**Task brief**
Identify each line holding the string "местность" and copy it.

**Material provided**
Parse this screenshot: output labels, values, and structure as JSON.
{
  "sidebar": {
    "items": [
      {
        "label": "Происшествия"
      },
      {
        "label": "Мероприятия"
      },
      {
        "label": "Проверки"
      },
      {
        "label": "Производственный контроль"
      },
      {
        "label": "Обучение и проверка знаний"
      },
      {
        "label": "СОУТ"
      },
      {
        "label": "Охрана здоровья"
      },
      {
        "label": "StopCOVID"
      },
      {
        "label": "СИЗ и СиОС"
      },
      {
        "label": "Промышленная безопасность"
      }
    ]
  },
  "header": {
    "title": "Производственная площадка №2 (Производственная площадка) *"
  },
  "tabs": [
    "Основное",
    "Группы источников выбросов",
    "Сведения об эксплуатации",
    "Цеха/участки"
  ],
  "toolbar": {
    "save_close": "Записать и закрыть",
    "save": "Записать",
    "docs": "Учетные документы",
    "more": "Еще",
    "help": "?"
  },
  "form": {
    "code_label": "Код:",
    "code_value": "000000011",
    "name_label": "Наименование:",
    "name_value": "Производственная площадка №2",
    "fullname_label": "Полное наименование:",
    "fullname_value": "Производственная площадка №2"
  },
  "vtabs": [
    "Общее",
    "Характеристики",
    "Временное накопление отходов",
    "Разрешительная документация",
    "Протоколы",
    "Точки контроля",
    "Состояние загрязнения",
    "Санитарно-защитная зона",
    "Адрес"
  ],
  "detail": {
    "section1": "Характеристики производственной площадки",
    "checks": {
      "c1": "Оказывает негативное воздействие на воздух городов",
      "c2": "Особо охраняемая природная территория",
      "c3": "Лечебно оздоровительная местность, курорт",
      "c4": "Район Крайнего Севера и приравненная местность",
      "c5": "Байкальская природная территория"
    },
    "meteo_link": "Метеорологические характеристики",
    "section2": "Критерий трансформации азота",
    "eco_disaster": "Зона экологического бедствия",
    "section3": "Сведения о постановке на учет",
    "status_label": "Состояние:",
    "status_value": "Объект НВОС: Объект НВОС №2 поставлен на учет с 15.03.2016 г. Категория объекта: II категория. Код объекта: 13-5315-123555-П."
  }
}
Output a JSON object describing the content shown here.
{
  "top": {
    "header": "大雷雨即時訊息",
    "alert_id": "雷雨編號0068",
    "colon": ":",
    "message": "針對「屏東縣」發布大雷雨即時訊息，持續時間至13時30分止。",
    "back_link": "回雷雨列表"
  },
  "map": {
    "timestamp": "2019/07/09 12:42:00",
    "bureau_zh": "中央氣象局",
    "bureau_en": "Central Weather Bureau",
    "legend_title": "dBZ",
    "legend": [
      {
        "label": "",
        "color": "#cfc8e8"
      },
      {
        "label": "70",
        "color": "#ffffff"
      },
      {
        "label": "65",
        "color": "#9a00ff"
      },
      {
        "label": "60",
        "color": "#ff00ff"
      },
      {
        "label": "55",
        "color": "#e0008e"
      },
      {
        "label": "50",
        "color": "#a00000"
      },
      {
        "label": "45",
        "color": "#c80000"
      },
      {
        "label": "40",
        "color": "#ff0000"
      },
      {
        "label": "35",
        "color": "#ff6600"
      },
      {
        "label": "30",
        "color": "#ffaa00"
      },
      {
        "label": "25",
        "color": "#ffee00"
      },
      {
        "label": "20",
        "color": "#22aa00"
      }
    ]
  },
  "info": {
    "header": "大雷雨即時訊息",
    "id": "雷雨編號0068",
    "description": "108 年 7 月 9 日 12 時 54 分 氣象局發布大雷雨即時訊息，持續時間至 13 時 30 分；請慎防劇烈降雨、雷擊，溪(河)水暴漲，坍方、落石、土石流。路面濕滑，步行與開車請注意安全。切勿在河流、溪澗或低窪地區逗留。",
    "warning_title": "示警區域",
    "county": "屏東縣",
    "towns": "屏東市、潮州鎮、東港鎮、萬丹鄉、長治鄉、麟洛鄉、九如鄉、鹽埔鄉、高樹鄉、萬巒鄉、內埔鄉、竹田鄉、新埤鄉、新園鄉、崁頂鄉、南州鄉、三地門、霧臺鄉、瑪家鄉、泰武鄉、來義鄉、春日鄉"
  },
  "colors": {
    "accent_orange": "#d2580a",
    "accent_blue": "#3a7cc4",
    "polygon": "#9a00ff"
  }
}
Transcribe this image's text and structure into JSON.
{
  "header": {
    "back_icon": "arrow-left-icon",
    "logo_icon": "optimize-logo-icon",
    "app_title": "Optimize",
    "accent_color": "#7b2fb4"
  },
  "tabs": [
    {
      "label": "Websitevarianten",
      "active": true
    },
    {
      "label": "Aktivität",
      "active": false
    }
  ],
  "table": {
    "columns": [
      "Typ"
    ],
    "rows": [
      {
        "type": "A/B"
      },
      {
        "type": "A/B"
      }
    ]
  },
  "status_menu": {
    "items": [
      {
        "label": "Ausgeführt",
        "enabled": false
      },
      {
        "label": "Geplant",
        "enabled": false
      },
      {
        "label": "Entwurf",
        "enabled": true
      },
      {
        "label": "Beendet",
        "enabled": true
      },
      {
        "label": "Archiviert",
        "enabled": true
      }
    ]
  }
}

**Expected answer**
      "c3": "Лечебно оздоровительная местность, курорт",
      "c4": "Район Крайнего Севера и приравненная местность",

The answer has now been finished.